■ **Records shown**:
****
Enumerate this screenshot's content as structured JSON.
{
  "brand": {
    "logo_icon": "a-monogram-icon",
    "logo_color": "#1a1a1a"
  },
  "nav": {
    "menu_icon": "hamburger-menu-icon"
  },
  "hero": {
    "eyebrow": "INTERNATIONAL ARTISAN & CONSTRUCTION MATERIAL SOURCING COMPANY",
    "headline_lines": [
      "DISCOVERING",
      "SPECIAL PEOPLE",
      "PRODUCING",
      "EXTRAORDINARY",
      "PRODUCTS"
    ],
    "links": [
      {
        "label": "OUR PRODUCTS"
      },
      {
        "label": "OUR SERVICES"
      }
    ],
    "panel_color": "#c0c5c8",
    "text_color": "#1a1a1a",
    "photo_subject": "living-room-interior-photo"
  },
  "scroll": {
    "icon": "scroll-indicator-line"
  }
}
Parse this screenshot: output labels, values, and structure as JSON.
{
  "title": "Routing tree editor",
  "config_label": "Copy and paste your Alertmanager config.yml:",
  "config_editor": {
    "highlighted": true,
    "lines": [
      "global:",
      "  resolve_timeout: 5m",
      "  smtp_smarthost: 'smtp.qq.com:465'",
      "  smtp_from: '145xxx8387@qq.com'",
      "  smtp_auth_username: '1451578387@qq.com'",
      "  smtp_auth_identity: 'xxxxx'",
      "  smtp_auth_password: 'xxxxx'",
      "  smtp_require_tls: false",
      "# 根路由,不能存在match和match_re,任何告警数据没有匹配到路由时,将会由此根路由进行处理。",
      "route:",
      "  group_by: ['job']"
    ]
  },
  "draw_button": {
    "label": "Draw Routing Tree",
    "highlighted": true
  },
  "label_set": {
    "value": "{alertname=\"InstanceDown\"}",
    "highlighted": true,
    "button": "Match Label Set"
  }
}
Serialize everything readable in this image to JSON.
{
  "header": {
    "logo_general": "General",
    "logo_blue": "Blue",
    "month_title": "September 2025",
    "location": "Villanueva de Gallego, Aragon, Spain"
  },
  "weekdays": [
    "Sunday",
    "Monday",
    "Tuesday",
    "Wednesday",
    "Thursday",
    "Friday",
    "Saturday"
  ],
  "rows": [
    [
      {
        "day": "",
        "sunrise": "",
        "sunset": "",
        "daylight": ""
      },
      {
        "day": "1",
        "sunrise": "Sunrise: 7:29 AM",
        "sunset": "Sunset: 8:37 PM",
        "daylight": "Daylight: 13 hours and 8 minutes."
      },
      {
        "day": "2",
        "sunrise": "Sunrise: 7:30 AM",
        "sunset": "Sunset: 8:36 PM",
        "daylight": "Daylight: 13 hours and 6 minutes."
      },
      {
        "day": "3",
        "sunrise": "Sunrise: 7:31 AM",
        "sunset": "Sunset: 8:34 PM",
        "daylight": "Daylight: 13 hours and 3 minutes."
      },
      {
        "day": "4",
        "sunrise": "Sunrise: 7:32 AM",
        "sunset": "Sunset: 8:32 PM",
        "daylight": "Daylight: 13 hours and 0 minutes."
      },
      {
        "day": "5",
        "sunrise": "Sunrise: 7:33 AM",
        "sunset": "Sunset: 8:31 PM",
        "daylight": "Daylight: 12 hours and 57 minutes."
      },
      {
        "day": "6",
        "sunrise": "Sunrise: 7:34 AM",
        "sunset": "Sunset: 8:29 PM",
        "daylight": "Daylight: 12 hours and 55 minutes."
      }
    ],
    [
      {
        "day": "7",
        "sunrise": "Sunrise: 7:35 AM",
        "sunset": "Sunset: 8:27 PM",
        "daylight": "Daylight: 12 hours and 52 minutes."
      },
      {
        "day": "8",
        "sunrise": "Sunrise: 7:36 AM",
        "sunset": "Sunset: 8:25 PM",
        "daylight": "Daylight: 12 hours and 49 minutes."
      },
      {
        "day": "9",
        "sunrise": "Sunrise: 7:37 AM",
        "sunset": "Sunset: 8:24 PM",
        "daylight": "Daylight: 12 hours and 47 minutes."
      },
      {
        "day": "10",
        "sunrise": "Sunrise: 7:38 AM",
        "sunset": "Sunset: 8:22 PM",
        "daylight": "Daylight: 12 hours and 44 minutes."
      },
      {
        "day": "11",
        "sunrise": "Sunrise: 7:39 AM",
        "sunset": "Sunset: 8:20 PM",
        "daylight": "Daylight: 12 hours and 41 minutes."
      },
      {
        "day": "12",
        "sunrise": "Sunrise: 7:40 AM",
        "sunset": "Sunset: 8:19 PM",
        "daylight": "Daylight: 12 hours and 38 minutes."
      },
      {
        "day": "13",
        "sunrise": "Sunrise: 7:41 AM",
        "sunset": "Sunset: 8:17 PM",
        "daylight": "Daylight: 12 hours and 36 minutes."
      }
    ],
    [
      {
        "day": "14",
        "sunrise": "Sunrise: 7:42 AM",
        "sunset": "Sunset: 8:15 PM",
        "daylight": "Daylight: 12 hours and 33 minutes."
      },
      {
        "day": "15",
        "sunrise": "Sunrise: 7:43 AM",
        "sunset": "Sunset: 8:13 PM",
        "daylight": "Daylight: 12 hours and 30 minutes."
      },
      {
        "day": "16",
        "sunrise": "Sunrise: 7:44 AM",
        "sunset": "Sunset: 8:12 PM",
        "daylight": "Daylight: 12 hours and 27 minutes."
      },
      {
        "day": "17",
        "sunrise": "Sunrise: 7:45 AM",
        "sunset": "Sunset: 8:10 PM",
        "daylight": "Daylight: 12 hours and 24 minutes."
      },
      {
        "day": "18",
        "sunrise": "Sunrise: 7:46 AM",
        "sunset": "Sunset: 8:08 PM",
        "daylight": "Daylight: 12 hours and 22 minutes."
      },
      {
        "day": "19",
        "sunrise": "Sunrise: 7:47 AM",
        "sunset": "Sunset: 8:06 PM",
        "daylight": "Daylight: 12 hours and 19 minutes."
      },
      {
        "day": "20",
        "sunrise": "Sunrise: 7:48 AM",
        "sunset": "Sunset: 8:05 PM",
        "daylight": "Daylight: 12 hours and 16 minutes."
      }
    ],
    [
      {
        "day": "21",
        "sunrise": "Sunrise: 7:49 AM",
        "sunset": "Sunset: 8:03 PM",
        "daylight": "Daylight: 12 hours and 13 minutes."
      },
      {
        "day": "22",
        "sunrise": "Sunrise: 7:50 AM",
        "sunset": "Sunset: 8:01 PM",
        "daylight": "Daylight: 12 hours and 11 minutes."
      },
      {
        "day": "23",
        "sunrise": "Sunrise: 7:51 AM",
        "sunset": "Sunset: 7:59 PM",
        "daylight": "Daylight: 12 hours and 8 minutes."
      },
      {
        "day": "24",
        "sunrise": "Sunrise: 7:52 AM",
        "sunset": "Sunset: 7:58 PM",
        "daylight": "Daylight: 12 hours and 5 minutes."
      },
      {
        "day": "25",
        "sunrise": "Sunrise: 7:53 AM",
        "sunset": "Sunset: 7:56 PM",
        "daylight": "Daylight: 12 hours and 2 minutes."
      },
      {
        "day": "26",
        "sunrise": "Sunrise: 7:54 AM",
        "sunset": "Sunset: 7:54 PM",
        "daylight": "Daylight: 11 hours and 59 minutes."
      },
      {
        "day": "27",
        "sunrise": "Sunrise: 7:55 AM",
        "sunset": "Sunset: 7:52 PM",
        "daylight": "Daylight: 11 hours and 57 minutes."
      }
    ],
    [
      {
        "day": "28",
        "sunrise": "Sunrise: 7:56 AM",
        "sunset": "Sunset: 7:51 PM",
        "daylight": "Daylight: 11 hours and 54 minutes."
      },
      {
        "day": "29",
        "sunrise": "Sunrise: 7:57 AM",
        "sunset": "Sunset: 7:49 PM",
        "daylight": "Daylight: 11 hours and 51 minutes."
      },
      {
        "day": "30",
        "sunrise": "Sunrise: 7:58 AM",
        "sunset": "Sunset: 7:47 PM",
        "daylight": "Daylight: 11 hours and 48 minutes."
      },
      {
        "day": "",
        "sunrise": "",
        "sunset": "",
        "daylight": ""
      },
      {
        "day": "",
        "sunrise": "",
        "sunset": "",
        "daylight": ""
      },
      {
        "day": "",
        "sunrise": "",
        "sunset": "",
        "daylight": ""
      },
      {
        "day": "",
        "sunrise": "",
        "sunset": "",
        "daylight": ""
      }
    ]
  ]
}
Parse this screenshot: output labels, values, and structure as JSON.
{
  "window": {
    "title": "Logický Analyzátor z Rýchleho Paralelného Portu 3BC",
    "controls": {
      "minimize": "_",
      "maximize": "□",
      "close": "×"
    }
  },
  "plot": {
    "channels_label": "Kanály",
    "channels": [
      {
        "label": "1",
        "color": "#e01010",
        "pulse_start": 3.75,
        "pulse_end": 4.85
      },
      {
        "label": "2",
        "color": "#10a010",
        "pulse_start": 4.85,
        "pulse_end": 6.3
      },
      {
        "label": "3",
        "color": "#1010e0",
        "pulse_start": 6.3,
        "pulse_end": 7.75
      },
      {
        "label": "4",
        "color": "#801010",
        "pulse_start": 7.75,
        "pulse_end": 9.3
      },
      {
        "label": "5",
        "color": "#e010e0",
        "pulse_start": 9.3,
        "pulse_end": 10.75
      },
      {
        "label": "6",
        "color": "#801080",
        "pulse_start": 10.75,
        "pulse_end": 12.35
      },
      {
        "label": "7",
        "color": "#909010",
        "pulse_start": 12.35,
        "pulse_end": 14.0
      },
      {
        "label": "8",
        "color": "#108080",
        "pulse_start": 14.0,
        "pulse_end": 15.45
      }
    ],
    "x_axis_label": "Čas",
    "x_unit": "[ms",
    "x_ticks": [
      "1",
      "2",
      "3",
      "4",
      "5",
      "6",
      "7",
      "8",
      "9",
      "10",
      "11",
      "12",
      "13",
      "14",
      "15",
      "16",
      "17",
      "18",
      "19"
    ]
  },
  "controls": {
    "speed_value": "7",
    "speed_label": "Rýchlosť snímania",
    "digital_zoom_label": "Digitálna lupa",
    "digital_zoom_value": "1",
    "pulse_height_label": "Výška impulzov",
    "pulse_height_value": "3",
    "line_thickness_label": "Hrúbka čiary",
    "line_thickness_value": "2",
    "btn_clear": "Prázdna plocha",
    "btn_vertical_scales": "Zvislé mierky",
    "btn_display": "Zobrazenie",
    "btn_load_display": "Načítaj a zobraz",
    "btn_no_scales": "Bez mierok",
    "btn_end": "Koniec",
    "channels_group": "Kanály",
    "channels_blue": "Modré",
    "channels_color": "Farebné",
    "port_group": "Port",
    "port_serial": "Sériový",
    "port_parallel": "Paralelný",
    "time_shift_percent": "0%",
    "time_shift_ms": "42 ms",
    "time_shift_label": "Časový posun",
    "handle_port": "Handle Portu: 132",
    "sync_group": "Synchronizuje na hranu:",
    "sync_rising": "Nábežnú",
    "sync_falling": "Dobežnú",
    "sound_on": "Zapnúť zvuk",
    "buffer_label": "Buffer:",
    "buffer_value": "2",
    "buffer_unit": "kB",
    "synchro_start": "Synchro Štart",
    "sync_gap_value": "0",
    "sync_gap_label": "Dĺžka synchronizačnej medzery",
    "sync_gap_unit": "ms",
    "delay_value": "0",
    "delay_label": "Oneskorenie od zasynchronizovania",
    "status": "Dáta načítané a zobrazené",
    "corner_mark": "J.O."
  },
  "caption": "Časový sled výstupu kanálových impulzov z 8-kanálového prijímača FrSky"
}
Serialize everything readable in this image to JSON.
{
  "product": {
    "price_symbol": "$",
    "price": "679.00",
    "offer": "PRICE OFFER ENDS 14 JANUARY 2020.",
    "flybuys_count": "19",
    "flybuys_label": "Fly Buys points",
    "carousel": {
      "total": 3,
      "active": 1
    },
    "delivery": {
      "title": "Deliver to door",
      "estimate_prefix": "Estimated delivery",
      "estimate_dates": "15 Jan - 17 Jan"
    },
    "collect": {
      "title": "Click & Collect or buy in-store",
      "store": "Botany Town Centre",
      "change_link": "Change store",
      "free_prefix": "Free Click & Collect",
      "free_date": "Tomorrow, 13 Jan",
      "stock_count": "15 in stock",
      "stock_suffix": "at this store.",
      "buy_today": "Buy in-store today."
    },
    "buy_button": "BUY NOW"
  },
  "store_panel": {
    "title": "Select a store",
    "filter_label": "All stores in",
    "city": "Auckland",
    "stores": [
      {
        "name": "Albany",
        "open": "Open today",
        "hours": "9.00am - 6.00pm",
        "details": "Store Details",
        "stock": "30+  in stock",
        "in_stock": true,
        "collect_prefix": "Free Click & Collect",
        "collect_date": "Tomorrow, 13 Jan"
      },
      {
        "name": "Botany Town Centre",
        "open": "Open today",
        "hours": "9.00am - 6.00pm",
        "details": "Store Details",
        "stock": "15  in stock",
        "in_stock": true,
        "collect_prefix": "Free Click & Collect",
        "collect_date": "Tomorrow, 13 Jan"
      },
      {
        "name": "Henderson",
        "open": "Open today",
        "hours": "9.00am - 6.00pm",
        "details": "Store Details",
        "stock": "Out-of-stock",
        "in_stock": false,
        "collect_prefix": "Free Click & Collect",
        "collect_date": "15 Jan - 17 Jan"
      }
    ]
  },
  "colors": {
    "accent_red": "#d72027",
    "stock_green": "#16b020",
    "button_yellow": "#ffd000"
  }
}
****
Take each line containing the string "Kanály" and copy it out.

    "channels_label": "Kanály",
    "channels_group": "Kanály",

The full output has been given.